─── Records supplied ───

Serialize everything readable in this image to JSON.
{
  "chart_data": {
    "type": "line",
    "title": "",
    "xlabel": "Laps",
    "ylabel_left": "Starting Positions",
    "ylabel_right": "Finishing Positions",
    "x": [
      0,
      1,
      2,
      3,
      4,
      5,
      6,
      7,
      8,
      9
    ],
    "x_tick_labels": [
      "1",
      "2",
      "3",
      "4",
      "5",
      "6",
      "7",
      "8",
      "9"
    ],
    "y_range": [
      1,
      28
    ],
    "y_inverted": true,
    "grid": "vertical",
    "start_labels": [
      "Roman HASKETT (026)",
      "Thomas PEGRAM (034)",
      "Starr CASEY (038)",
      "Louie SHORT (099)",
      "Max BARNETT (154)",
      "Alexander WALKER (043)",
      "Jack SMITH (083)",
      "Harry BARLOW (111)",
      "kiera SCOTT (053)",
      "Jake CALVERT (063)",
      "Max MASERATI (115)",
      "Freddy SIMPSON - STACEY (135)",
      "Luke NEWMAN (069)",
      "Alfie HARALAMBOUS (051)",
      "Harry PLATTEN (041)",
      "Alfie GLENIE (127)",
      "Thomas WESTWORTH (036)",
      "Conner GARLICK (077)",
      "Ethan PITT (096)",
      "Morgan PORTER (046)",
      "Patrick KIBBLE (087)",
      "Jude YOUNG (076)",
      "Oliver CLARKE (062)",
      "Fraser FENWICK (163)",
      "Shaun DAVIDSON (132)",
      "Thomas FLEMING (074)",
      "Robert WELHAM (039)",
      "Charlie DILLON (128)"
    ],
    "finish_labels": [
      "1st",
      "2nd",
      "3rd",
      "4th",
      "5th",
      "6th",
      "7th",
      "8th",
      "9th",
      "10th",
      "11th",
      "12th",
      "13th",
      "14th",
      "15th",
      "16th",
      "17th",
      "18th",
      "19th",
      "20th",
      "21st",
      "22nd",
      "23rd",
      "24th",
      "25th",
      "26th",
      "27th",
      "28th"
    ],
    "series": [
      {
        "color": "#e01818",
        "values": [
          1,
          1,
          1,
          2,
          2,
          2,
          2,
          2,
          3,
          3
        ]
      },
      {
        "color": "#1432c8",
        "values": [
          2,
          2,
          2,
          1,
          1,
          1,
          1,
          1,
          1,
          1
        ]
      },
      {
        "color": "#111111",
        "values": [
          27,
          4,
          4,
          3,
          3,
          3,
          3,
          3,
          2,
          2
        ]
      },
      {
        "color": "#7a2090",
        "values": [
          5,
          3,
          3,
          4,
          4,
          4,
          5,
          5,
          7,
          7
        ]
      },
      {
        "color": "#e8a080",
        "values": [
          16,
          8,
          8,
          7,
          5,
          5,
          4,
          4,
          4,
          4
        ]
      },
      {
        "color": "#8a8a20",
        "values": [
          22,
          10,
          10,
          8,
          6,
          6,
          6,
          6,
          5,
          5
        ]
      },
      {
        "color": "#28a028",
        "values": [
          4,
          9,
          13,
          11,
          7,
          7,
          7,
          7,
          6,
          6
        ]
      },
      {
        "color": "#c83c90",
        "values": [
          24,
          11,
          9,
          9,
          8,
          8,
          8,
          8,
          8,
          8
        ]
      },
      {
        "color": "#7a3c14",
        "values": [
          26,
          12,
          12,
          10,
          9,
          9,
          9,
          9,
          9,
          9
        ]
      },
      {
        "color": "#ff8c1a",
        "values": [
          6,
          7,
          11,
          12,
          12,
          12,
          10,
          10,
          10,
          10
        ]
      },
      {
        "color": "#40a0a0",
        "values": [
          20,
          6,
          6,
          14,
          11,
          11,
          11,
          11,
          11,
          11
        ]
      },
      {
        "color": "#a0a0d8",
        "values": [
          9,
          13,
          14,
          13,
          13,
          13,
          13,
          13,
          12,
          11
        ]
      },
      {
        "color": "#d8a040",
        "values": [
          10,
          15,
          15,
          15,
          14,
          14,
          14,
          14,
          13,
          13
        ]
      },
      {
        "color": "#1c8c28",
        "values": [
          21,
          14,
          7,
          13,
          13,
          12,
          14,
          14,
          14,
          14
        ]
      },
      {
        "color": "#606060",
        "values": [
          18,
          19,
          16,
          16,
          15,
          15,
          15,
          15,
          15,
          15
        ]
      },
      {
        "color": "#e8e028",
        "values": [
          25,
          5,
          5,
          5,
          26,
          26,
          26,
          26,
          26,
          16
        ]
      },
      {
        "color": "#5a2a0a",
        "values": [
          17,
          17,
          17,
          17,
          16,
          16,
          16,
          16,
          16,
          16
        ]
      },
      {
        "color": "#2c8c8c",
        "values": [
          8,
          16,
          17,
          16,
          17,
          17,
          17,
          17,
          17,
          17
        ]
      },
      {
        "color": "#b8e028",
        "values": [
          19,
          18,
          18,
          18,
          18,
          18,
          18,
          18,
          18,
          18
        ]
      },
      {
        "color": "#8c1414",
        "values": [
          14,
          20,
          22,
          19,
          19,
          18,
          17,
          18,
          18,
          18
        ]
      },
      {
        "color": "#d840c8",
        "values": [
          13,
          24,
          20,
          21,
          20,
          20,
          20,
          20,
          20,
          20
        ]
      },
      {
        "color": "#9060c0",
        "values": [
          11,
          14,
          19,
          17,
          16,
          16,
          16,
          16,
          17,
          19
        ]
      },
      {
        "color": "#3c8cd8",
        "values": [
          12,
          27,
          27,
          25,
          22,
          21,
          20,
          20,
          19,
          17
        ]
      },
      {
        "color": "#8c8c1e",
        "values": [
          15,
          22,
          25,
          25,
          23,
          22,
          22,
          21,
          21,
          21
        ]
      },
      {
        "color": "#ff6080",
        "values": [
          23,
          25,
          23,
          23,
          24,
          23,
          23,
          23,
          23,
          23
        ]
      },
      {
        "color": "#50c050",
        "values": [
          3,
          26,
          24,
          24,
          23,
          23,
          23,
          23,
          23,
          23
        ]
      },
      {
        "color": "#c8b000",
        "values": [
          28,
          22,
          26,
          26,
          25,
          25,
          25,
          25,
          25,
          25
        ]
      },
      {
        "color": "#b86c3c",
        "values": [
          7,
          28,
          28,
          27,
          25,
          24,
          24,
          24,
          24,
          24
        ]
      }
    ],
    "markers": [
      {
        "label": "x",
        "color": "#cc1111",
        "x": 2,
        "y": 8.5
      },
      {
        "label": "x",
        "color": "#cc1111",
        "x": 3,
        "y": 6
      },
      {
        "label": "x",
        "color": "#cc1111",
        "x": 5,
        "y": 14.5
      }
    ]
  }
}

───

Task details: Copy out each line of the data where the string "Alfie" appears.

Solution to this exercise:
      "Alfie HARALAMBOUS (051)",
      "Alfie GLENIE (127)",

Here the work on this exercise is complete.